New Ancient Civilization found
May 6, 2001 5:10 PM   Subscribe

New Ancient Civilization found compareable to the Indus Valley and Mesopotamia civilizations. By Crom!
posted by stbalbach (31 comments total)
 
Very interesting. It looks like (totally unfounded guesswork based on some googling around, plus some old schoolin') that this is probably some form of an Indo-Iranian-speaking culture. I-I split off from Indo-European and headed east sometime before this period. Eventually it split into rival groups, Avestan-speaking peoples who became Zoroastrian Iran, and Vedic Sanskrit speakers who became Brahmanist/Hindu India. Sounds like this was part of the northern fringe of Avestan. Avestan isn't nearly as well known as Sanskrit, and some good archaeology in this area could tell us a lot about the early migrations of Indo-European.

This is probably not, however, some "previously unknown culture." Raphael Pumpelly, who the article cites, excavated Agau in Northern Persia in 1903, and the new work seems to connect Agau to a much wider area. Sounds like the richness and complexity of this culture might be a surprise, though.

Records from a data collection

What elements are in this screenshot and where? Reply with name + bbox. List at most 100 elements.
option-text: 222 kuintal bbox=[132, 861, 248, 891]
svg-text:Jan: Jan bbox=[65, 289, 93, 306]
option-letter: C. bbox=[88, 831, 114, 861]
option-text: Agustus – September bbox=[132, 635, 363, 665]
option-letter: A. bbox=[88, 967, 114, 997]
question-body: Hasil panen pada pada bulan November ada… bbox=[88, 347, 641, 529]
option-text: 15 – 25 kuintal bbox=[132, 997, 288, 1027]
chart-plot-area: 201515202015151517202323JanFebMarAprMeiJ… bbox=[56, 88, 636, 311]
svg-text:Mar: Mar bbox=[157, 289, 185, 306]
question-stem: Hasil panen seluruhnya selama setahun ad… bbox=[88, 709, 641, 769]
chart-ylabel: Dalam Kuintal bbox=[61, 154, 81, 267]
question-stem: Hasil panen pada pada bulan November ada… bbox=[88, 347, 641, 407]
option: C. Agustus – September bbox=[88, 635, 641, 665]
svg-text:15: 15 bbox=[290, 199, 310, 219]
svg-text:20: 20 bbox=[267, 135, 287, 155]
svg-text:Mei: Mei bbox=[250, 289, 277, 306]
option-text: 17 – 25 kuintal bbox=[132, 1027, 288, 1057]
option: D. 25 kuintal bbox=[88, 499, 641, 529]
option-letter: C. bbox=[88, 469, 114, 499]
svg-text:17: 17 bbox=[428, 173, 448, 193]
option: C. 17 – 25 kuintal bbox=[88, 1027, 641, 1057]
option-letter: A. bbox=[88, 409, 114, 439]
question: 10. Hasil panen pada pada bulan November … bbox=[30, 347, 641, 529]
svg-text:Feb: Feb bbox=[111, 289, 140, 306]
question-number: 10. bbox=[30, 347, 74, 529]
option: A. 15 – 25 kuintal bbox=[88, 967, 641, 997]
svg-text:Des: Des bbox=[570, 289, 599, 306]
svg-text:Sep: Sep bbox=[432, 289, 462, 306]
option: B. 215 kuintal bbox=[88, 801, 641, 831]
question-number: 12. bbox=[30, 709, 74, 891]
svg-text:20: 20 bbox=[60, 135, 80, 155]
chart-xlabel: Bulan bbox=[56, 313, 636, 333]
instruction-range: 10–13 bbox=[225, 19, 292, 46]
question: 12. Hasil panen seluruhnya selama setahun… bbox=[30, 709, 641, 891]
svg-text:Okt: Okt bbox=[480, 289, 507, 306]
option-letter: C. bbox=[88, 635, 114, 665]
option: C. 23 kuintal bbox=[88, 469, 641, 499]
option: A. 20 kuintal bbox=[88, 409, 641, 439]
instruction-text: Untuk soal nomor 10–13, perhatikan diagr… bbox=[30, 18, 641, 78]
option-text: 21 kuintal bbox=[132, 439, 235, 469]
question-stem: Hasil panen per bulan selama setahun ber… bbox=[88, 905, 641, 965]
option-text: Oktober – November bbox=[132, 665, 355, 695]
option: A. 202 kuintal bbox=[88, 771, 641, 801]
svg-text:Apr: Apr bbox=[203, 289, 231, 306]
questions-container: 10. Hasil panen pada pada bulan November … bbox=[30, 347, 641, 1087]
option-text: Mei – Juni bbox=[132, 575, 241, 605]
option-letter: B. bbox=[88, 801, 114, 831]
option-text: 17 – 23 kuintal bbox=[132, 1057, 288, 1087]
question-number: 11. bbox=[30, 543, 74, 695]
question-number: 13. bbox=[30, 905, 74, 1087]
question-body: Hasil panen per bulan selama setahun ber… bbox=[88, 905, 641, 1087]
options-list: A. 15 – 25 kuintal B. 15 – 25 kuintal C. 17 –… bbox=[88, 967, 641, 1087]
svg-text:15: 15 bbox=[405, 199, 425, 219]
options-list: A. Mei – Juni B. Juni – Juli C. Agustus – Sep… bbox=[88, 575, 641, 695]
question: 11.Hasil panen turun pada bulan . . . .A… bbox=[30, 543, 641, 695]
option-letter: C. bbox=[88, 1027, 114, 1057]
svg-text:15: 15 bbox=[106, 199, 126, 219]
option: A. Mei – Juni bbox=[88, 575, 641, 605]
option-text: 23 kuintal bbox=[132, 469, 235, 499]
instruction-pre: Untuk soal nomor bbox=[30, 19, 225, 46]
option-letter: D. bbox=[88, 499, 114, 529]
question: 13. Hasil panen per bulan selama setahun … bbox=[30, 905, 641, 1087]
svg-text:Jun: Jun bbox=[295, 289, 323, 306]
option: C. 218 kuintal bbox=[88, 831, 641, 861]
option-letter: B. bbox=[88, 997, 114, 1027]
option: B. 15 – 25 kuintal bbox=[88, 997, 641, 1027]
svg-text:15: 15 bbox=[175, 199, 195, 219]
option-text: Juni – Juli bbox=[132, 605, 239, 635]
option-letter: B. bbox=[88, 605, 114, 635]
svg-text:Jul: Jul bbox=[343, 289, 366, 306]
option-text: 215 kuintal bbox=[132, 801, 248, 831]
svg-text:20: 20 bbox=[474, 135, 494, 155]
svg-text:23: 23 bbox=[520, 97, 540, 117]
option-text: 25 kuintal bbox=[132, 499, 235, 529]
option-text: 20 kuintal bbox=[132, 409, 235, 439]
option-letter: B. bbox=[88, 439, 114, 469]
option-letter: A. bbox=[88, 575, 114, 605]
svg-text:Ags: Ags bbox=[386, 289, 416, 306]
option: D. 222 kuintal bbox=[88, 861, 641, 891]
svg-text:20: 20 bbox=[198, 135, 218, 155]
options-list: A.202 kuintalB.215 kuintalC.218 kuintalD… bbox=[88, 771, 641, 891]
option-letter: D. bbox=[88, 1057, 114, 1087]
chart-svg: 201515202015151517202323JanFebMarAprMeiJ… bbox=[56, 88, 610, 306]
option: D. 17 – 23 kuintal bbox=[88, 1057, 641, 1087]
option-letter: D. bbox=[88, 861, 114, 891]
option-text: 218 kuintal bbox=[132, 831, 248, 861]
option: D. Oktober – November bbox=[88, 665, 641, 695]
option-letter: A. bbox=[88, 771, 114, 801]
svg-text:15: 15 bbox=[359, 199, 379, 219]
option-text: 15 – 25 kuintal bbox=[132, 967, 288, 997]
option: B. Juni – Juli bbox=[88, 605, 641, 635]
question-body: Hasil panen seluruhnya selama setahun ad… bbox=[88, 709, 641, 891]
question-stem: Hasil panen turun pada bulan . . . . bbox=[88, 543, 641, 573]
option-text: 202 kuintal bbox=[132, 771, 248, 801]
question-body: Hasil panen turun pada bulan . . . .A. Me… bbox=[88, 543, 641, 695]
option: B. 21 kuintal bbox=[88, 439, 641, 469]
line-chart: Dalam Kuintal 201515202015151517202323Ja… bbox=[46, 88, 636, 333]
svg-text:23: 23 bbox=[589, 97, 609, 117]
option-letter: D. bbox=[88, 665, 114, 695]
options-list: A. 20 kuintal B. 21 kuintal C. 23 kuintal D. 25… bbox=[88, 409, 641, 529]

## PROBLEMS AND TASKS
**A.** In the discussion of the ancient civilization find, list every language or language group that the first comment names.
**B.** Pick up the discussion of the ancient civilization find after its last comment and write the next part.

## ANSWERS GIVEN
**A.** Indo-Iranian (I-I), Indo-European, Avestan, Vedic Sanskrit

**B.**
The "wow" factor in this article seems to be four written sign on a seal that aren't clearly Iranian, Indic or Chinese. Writing in the western sense (alphabetic writing, as distinct from the few other systems--Chinese, Mayan and a couple others) seems to have emerged precisely *once* in the history of the world--every other alphabetic writing system developed out of Mesopotamian cuneiform. So any system that can't be classified as part of that lineage, but isn't Chinese either, is potentially a big deal. However, this new find is only four signs, and who knows if they're even writing (as opposed to some other kind of symbol system)? Avestan itself wasn't written down until the third century CE, so we have little idea what writing system--if any--would have been used in this early period. It'll be interesting to find out more.
posted by rodii at 6:25 PM on May 6, 2001


Rod, every form of writing involves phonetic representations -- even Chinese.

In the case of Chinese, when it was first created it was in fact phonetic for the language spoken at the time. But the language changed quite a lot, and the culture of China was such that the writing system wasn't permitted to, and now it really isn't very phonetic anymore. But it was originally.

Egyptian, Mayan and Chinese written languages derived their phonetic elements from the rebus, but they are phonetic nonetheless.

All three of them also include meaning-symbols, but then so did a lot of the early writing forms derived from cuneiform. This was a common solution to reducing unintentional punning, and such symbols are found in Minoan Linear B, for example. (Not quite as a formal part of the language, but they abound in the extant writings and are clearly intended to indicate the meaning of the words near them.)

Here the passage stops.